Dataset records start

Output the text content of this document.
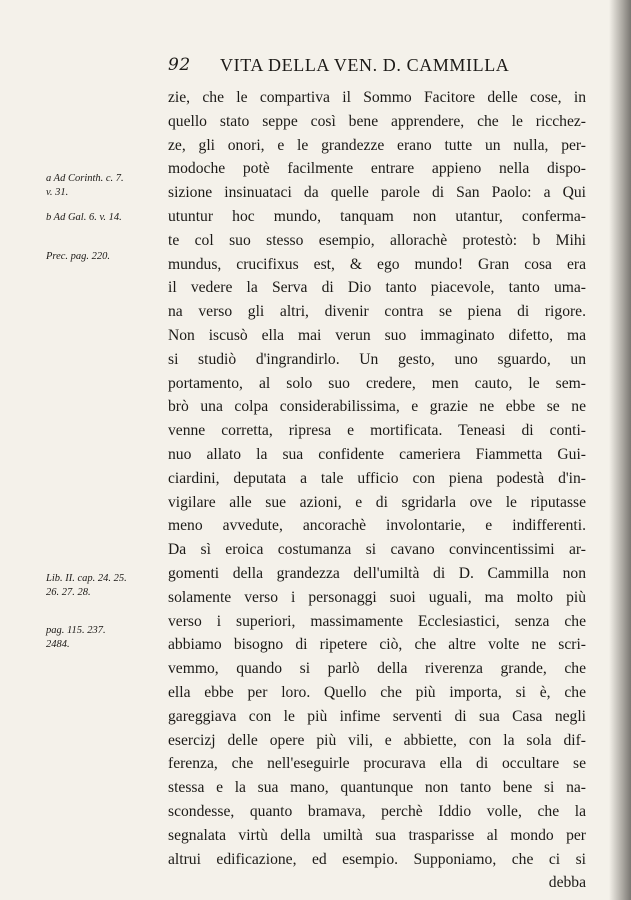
92 VITA DELLA VEN. D. CAMMILLA
a Ad Corinth. c. 7.
v. 31.
b Ad Gal. 6. v. 14.
Prec. pag. 220.
Lib. II. cap. 24. 25.
26. 27. 28.
pag. 115. 237.
2484.
zie, che le compartiva il Sommo Facitore delle cose, in
quello stato seppe così bene apprendere, che le ricchez-
ze, gli onori, e le grandezze erano tutte un nulla, per-
modoche potè facilmente entrare appieno nella dispo-
sizione insinuataci da quelle parole di San Paolo: a Qui
utuntur hoc mundo, tanquam non utantur, conferma-
te col suo stesso esempio, allorachè protestò: b Mihi
mundus, crucifixus est, & ego mundo! Gran cosa era
il vedere la Serva di Dio tanto piacevole, tanto uma-
na verso gli altri, divenir contra se piena di rigore.
Non iscusò ella mai verun suo immaginato difetto, ma
si studiò d'ingrandirlo. Un gesto, uno sguardo, un
portamento, al solo suo credere, men cauto, le sem-
brò una colpa considerabilissima, e grazie ne ebbe se ne
venne corretta, ripresa e mortificata. Teneasi di conti-
nuo allato la sua confidente cameriera Fiammetta Gui-
ciardini, deputata a tale ufficio con piena podestà d'in-
vigilare alle sue azioni, e di sgridarla ove le riputasse
meno avvedute, ancorachè involontarie, e indifferenti.
Da sì eroica costumanza si cavano convincentissimi ar-
gomenti della grandezza dell'umiltà di D. Cammilla non
solamente verso i personaggi suoi uguali, ma molto più
verso i superiori, massimamente Ecclesiastici, senza che
abbiamo bisogno di ripetere ciò, che altre volte ne scri-
vemmo, quando si parlò della riverenza grande, che
ella ebbe per loro. Quello che più importa, si è, che
gareggiava con le più infime serventi di sua Casa negli
esercizj delle opere più vili, e abbiette, con la sola dif-
ferenza, che nell'eseguirle procurava ella di occultare se
stessa e la sua mano, quantunque non tanto bene si na-
scondesse, quanto bramava, perchè Iddio volle, che la
segnalata virtù della umiltà sua trasparisse al mondo per
altrui edificazione, ed esempio. Supponiamo, che ci si
debba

Dataset records end

Scan the lines for the string "ebbe". Copy out each line that matches.

brò una colpa considerabilissima, e grazie ne ebbe se ne
ella ebbe per loro. Quello che più importa, si è, che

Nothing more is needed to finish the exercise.